%%
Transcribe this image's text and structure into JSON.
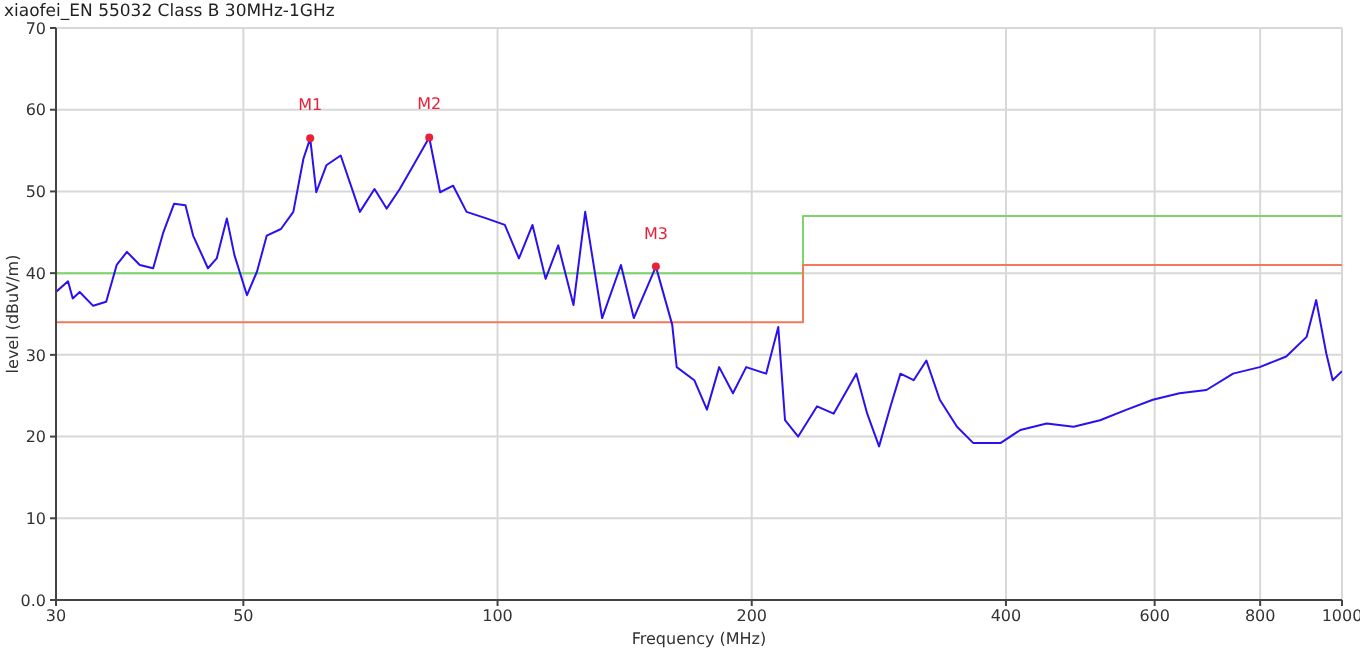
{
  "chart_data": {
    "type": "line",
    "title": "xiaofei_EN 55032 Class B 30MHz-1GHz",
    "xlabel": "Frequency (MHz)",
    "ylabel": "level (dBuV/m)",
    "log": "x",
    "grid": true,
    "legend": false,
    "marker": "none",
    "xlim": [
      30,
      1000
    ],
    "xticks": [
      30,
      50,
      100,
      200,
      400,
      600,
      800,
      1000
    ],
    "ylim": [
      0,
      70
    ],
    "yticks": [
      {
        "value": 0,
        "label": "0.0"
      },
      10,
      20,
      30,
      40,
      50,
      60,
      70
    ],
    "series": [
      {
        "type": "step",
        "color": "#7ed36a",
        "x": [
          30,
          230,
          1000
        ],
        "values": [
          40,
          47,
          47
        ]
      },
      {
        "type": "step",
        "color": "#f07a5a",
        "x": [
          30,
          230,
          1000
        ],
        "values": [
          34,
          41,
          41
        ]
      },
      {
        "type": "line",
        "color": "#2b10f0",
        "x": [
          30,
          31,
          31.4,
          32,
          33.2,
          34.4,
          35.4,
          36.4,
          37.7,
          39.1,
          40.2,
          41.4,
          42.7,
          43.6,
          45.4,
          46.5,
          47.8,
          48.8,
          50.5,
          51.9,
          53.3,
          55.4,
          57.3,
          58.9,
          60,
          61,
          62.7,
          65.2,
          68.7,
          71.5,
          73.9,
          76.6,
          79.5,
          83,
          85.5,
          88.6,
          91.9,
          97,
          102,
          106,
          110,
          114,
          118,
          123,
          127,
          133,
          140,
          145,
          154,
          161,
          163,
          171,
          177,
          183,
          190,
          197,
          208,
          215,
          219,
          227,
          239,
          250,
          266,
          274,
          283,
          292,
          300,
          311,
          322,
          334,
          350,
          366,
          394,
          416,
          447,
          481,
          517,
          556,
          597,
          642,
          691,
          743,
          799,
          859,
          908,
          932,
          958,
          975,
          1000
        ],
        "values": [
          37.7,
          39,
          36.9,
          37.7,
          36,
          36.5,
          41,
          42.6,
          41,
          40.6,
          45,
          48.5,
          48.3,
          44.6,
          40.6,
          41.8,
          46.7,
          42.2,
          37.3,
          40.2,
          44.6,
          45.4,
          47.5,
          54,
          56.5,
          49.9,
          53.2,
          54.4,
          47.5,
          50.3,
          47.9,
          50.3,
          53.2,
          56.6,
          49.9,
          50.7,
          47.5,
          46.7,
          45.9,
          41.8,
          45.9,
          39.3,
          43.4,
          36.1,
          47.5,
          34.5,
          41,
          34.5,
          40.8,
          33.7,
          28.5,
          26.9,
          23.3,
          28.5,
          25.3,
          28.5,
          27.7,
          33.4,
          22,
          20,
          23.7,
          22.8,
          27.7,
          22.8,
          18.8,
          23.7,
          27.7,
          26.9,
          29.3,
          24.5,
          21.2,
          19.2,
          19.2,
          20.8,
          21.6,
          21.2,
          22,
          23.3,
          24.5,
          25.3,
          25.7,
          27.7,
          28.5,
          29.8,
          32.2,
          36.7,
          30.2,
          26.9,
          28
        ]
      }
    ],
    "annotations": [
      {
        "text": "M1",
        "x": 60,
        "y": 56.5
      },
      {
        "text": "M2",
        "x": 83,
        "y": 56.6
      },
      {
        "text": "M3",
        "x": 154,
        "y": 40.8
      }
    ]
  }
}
%%
Omit all pictures while transcribing the entries verbatim.

Task solution>
Transcribe this image's text and structure into JSON.
{
  "chart_data": {
    "type": "line",
    "title": "xiaofei_EN 55032 Class B 30MHz-1GHz",
    "xlabel": "Frequency (MHz)",
    "ylabel": "level (dBuV/m)",
    "log": "x",
    "grid": true,
    "legend": false,
    "marker": "none",
    "xlim": [
      30,
      1000
    ],
    "xticks": [
      30,
      50,
      100,
      200,
      400,
      600,
      800,
      1000
    ],
    "ylim": [
      0,
      70
    ],
    "yticks": [
      {
        "value": 0,
        "label": "0.0"
      },
      10,
      20,
      30,
      40,
      50,
      60,
      70
    ],
    "series": [
      {
        "type": "step",
        "color": "#7ed36a",
        "x": [
          30,
          230,
          1000
        ],
        "values": [
          40,
          47,
          47
        ]
      },
      {
        "type": "step",
        "color": "#f07a5a",
        "x": [
          30,
          230,
          1000
        ],
        "values": [
          34,
          41,
          41
        ]
      },
      {
        "type": "line",
        "color": "#2b10f0",
        "x": [
          30,
          31,
          31.4,
          32,
          33.2,
          34.4,
          35.4,
          36.4,
          37.7,
          39.1,
          40.2,
          41.4,
          42.7,
          43.6,
          45.4,
          46.5,
          47.8,
          48.8,
          50.5,
          51.9,
          53.3,
          55.4,
          57.3,
          58.9,
          60,
          61,
          62.7,
          65.2,
          68.7,
          71.5,
          73.9,
          76.6,
          79.5,
          83,
          85.5,
          88.6,
          91.9,
          97,
          102,
          106,
          110,
          114,
          118,
          123,
          127,
          133,
          140,
          145,
          154,
          161,
          163,
          171,
          177,
          183,
          190,
          197,
          208,
          215,
          219,
          227,
          239,
          250,
          266,
          274,
          283,
          292,
          300,
          311,
          322,
          334,
          350,
          366,
          394,
          416,
          447,
          481,
          517,
          556,
          597,
          642,
          691,
          743,
          799,
          859,
          908,
          932,
          958,
          975,
          1000
        ],
        "values": [
          37.7,
          39,
          36.9,
          37.7,
          36,
          36.5,
          41,
          42.6,
          41,
          40.6,
          45,
          48.5,
          48.3,
          44.6,
          40.6,
          41.8,
          46.7,
          42.2,
          37.3,
          40.2,
          44.6,
          45.4,
          47.5,
          54,
          56.5,
          49.9,
          53.2,
          54.4,
          47.5,
          50.3,
          47.9,
          50.3,
          53.2,
          56.6,
          49.9,
          50.7,
          47.5,
          46.7,
          45.9,
          41.8,
          45.9,
          39.3,
          43.4,
          36.1,
          47.5,
          34.5,
          41,
          34.5,
          40.8,
          33.7,
          28.5,
          26.9,
          23.3,
          28.5,
          25.3,
          28.5,
          27.7,
          33.4,
          22,
          20,
          23.7,
          22.8,
          27.7,
          22.8,
          18.8,
          23.7,
          27.7,
          26.9,
          29.3,
          24.5,
          21.2,
          19.2,
          19.2,
          20.8,
          21.6,
          21.2,
          22,
          23.3,
          24.5,
          25.3,
          25.7,
          27.7,
          28.5,
          29.8,
          32.2,
          36.7,
          30.2,
          26.9,
          28
        ]
      }
    ],
    "annotations": [
      {
        "text": "M1",
        "x": 60,
        "y": 56.5
      },
      {
        "text": "M2",
        "x": 83,
        "y": 56.6
      },
      {
        "text": "M3",
        "x": 154,
        "y": 40.8
      }
    ]
  }
}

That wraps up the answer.